[Begin Data lines]

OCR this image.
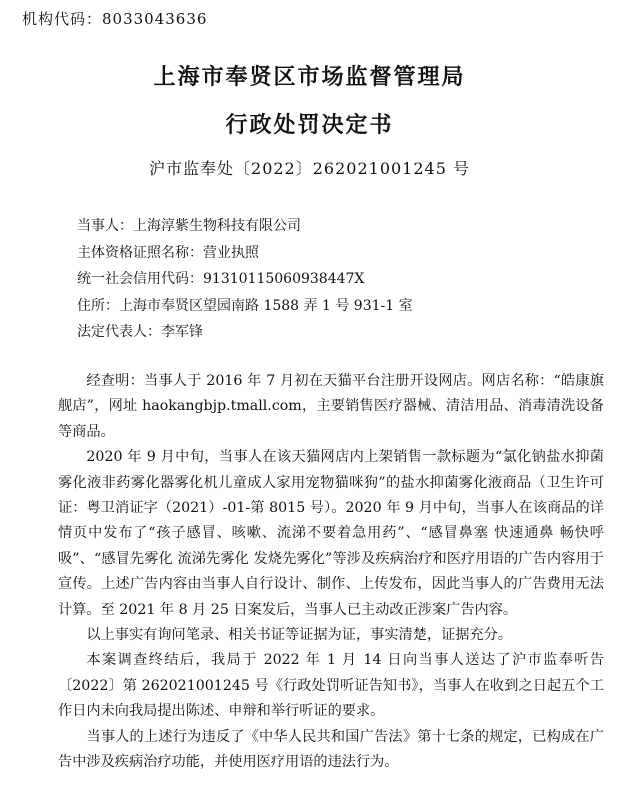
机构代码：8033043636
上海市奉贤区市场监督管理局
行政处罚决定书
沪市监奉处〔2022〕262021001245 号
当事人：上海淳紫生物科技有限公司
主体资格证照名称：营业执照
统一社会信用代码：91310115060938447X
住所：上海市奉贤区望园南路 1588 弄 1 号 931-1 室
法定代表人：李军锋

经查明：当事人于 2016 年 7 月初在天猫平台注册开设网店。网店名称：“皓康旗舰店”，网址 haokangbjp.tmall.com，主要销售医疗器械、清洁用品、消毒清洗设备等商品。

2020 年 9 月中旬，当事人在该天猫网店内上架销售一款标题为“氯化钠盐水抑菌雾化液非药雾化器雾化机儿童成人家用宠物猫咪狗”的盐水抑菌雾化液商品（卫生许可证：粤卫消证字（2021）-01-第 8015 号）。2020 年 9 月中旬，当事人在该商品的详情页中发布了“孩子感冒、咳嗽、流涕不要着急用药”、“感冒鼻塞 快速通鼻 畅快呼吸”、“感冒先雾化 流涕先雾化 发烧先雾化”等涉及疾病治疗和医疗用语的广告内容用于宣传。上述广告内容由当事人自行设计、制作、上传发布，因此当事人的广告费用无法计算。至 2021 年 8 月 25 日案发后，当事人已主动改正涉案广告内容。

以上事实有询问笔录、相关书证等证据为证，事实清楚，证据充分。

本案调查终结后，我局于 2022 年 1 月 14 日向当事人送达了沪市监奉听告〔2022〕第 262021001245 号《行政处罚听证告知书》，当事人在收到之日起五个工作日内未向我局提出陈述、申辩和举行听证的要求。

当事人的上述行为违反了《中华人民共和国广告法》第十七条的规定，已构成在广告中涉及疾病治疗功能，并使用医疗用语的违法行为。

[End Data lines]

» **Challenge**:
Pictures don't belong in the copy. Transcribe every record exactly as it appears.

» **Written response**:
OCR this image.
机构代码：8033043636
上海市奉贤区市场监督管理局
行政处罚决定书
沪市监奉处〔2022〕262021001245 号
当事人：上海淳紫生物科技有限公司
主体资格证照名称：营业执照
统一社会信用代码：91310115060938447X
住所：上海市奉贤区望园南路 1588 弄 1 号 931-1 室
法定代表人：李军锋

经查明：当事人于 2016 年 7 月初在天猫平台注册开设网店。网店名称：“皓康旗舰店”，网址 haokangbjp.tmall.com，主要销售医疗器械、清洁用品、消毒清洗设备等商品。

2020 年 9 月中旬，当事人在该天猫网店内上架销售一款标题为“氯化钠盐水抑菌雾化液非药雾化器雾化机儿童成人家用宠物猫咪狗”的盐水抑菌雾化液商品（卫生许可证：粤卫消证字（2021）-01-第 8015 号）。2020 年 9 月中旬，当事人在该商品的详情页中发布了“孩子感冒、咳嗽、流涕不要着急用药”、“感冒鼻塞 快速通鼻 畅快呼吸”、“感冒先雾化 流涕先雾化 发烧先雾化”等涉及疾病治疗和医疗用语的广告内容用于宣传。上述广告内容由当事人自行设计、制作、上传发布，因此当事人的广告费用无法计算。至 2021 年 8 月 25 日案发后，当事人已主动改正涉案广告内容。

以上事实有询问笔录、相关书证等证据为证，事实清楚，证据充分。

本案调查终结后，我局于 2022 年 1 月 14 日向当事人送达了沪市监奉听告〔2022〕第 262021001245 号《行政处罚听证告知书》，当事人在收到之日起五个工作日内未向我局提出陈述、申辩和举行听证的要求。

当事人的上述行为违反了《中华人民共和国广告法》第十七条的规定，已构成在广告中涉及疾病治疗功能，并使用医疗用语的违法行为。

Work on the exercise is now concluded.